Written instruction
Please repeat the part of the listing that begins with the line containing "grid-cell[interactable] xyxy=(849,498,867,526)" and ends with the line containing "grid-cell[interactable] xyxy=(293,414,321,442)", keeping both of those lines and every line in between identical to the original.

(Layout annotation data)
________________________________________
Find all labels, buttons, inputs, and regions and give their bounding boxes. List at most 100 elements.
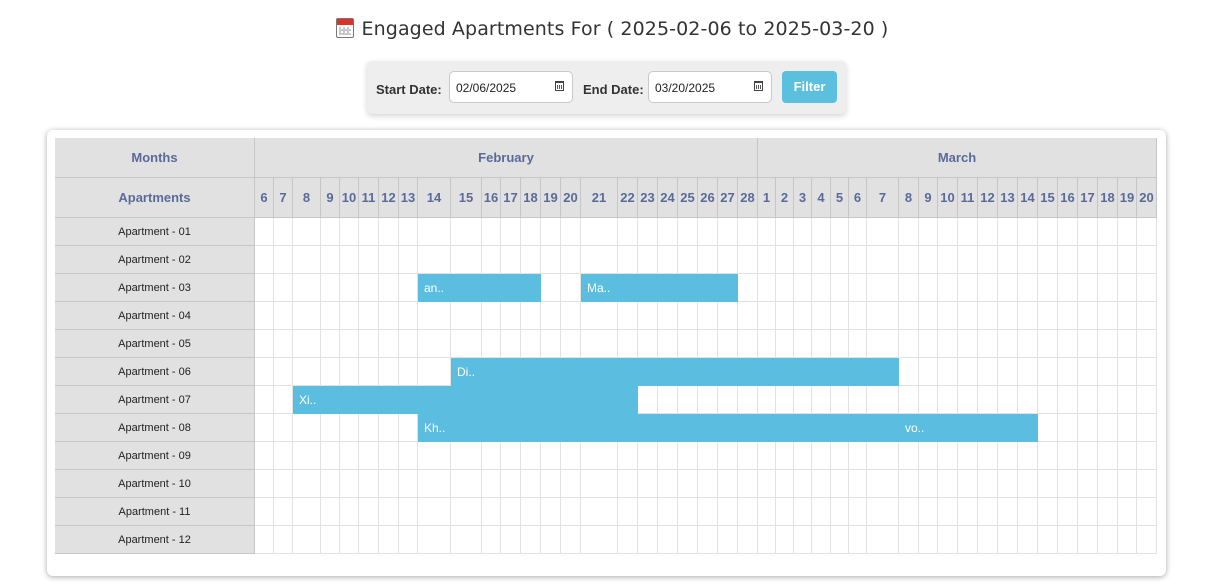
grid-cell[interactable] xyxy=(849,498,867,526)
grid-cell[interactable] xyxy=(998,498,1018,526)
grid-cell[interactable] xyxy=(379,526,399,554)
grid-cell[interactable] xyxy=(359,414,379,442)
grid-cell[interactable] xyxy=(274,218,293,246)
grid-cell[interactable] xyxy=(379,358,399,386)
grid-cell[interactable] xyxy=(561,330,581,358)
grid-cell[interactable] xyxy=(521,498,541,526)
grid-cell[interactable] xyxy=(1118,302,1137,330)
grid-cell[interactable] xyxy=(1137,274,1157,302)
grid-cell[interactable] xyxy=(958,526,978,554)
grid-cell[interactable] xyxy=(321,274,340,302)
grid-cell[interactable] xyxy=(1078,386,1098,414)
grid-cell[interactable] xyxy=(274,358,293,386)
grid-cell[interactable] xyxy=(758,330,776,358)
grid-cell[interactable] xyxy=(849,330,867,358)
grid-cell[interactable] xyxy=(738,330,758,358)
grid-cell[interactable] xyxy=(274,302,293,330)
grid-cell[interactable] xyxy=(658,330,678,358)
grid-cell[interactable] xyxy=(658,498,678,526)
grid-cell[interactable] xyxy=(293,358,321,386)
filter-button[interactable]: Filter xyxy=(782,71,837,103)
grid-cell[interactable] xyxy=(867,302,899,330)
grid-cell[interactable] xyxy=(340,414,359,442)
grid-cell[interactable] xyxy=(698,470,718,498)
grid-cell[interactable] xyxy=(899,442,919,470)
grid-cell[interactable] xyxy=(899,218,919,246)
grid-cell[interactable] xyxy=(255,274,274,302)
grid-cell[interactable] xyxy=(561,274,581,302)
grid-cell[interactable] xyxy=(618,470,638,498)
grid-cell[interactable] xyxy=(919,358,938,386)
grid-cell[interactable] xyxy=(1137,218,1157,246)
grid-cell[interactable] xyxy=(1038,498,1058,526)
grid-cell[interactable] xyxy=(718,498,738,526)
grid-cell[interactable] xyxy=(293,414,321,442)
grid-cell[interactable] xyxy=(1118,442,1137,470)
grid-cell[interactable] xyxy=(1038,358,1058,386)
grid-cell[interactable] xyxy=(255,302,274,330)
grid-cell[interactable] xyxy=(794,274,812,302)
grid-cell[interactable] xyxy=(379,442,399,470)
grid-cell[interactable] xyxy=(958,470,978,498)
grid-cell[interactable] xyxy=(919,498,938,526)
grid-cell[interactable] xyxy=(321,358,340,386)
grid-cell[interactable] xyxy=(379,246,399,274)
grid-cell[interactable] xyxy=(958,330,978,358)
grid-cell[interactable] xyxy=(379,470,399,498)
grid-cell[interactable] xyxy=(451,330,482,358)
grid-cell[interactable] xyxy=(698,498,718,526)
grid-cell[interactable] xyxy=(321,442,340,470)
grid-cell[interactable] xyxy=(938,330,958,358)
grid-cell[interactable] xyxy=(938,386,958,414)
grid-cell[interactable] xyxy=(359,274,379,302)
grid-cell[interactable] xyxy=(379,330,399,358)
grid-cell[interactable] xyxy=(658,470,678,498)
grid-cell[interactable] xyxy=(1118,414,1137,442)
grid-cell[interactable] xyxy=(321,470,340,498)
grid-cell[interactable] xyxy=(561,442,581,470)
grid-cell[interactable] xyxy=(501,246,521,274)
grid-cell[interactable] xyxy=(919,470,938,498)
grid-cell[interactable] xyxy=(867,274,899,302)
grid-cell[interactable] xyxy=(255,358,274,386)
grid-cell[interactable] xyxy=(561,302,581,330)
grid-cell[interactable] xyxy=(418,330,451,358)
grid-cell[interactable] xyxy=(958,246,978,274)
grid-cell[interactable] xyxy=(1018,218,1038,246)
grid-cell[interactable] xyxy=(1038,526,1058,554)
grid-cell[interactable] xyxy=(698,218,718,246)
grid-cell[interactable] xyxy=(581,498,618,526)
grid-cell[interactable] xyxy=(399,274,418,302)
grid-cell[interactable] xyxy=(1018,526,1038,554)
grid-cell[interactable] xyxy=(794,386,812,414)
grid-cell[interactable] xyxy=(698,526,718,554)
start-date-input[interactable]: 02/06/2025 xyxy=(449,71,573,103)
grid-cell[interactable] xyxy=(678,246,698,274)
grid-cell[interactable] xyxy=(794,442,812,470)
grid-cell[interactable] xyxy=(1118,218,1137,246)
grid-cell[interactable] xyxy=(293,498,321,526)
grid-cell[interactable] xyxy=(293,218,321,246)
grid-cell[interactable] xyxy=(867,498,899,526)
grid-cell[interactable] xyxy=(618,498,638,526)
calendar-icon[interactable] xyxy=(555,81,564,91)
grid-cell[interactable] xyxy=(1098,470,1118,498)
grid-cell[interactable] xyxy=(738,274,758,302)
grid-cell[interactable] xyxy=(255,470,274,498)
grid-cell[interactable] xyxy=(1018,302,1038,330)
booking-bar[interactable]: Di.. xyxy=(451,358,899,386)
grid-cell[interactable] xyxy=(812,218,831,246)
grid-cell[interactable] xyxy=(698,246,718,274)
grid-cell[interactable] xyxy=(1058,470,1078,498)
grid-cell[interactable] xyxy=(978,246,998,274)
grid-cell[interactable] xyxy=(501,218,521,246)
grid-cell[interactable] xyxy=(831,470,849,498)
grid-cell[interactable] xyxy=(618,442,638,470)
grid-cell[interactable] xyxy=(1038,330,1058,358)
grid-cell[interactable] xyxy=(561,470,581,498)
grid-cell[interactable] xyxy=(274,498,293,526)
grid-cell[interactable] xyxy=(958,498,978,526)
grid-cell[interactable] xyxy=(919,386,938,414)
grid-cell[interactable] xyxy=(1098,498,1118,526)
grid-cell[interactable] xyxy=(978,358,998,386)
________________________________________
Complete output
grid-cell[interactable] xyxy=(849,498,867,526)
grid-cell[interactable] xyxy=(998,498,1018,526)
grid-cell[interactable] xyxy=(379,526,399,554)
grid-cell[interactable] xyxy=(359,414,379,442)
grid-cell[interactable] xyxy=(274,218,293,246)
grid-cell[interactable] xyxy=(379,358,399,386)
grid-cell[interactable] xyxy=(561,330,581,358)
grid-cell[interactable] xyxy=(521,498,541,526)
grid-cell[interactable] xyxy=(1118,302,1137,330)
grid-cell[interactable] xyxy=(1137,274,1157,302)
grid-cell[interactable] xyxy=(958,526,978,554)
grid-cell[interactable] xyxy=(321,274,340,302)
grid-cell[interactable] xyxy=(1078,386,1098,414)
grid-cell[interactable] xyxy=(274,358,293,386)
grid-cell[interactable] xyxy=(758,330,776,358)
grid-cell[interactable] xyxy=(849,330,867,358)
grid-cell[interactable] xyxy=(738,330,758,358)
grid-cell[interactable] xyxy=(274,302,293,330)
grid-cell[interactable] xyxy=(658,330,678,358)
grid-cell[interactable] xyxy=(658,498,678,526)
grid-cell[interactable] xyxy=(293,358,321,386)
filter-button[interactable]: Filter xyxy=(782,71,837,103)
grid-cell[interactable] xyxy=(867,302,899,330)
grid-cell[interactable] xyxy=(340,414,359,442)
grid-cell[interactable] xyxy=(698,470,718,498)
grid-cell[interactable] xyxy=(899,442,919,470)
grid-cell[interactable] xyxy=(899,218,919,246)
grid-cell[interactable] xyxy=(255,274,274,302)
grid-cell[interactable] xyxy=(561,274,581,302)
grid-cell[interactable] xyxy=(618,470,638,498)
grid-cell[interactable] xyxy=(919,358,938,386)
grid-cell[interactable] xyxy=(1137,218,1157,246)
grid-cell[interactable] xyxy=(1038,498,1058,526)
grid-cell[interactable] xyxy=(718,498,738,526)
grid-cell[interactable] xyxy=(293,414,321,442)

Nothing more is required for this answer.